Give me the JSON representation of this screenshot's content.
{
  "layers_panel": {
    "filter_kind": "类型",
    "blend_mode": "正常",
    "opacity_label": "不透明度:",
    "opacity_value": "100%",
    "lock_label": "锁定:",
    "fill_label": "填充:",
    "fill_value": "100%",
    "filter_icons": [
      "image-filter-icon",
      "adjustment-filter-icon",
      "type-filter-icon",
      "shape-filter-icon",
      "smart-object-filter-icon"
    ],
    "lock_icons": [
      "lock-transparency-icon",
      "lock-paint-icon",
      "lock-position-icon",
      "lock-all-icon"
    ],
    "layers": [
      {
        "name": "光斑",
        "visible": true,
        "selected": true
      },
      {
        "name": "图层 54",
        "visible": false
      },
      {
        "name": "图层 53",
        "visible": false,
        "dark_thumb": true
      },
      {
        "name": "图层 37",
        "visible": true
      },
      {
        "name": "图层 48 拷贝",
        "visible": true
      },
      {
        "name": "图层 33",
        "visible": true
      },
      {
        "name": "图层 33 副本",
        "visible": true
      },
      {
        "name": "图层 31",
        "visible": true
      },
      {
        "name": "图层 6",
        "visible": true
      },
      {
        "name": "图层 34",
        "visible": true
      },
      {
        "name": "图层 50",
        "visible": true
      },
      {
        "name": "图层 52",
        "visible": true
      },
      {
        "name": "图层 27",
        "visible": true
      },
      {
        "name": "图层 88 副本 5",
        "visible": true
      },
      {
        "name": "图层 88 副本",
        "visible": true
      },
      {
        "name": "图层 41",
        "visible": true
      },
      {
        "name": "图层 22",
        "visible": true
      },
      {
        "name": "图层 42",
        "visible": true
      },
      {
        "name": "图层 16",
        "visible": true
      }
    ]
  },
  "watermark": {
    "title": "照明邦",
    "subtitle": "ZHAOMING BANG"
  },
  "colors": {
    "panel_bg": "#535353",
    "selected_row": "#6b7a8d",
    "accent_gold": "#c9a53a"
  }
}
-=-=-
● **AIM**
Write out each line of the data above again, exactly as given.

● **SOLVED EXERCISE**
Give me the JSON representation of this screenshot's content.
{
  "layers_panel": {
    "filter_kind": "类型",
    "blend_mode": "正常",
    "opacity_label": "不透明度:",
    "opacity_value": "100%",
    "lock_label": "锁定:",
    "fill_label": "填充:",
    "fill_value": "100%",
    "filter_icons": [
      "image-filter-icon",
      "adjustment-filter-icon",
      "type-filter-icon",
      "shape-filter-icon",
      "smart-object-filter-icon"
    ],
    "lock_icons": [
      "lock-transparency-icon",
      "lock-paint-icon",
      "lock-position-icon",
      "lock-all-icon"
    ],
    "layers": [
      {
        "name": "光斑",
        "visible": true,
        "selected": true
      },
      {
        "name": "图层 54",
        "visible": false
      },
      {
        "name": "图层 53",
        "visible": false,
        "dark_thumb": true
      },
      {
        "name": "图层 37",
        "visible": true
      },
      {
        "name": "图层 48 拷贝",
        "visible": true
      },
      {
        "name": "图层 33",
        "visible": true
      },
      {
        "name": "图层 33 副本",
        "visible": true
      },
      {
        "name": "图层 31",
        "visible": true
      },
      {
        "name": "图层 6",
        "visible": true
      },
      {
        "name": "图层 34",
        "visible": true
      },
      {
        "name": "图层 50",
        "visible": true
      },
      {
        "name": "图层 52",
        "visible": true
      },
      {
        "name": "图层 27",
        "visible": true
      },
      {
        "name": "图层 88 副本 5",
        "visible": true
      },
      {
        "name": "图层 88 副本",
        "visible": true
      },
      {
        "name": "图层 41",
        "visible": true
      },
      {
        "name": "图层 22",
        "visible": true
      },
      {
        "name": "图层 42",
        "visible": true
      },
      {
        "name": "图层 16",
        "visible": true
      }
    ]
  },
  "watermark": {
    "title": "照明邦",
    "subtitle": "ZHAOMING BANG"
  },
  "colors": {
    "panel_bg": "#535353",
    "selected_row": "#6b7a8d",
    "accent_gold": "#c9a53a"
  }
}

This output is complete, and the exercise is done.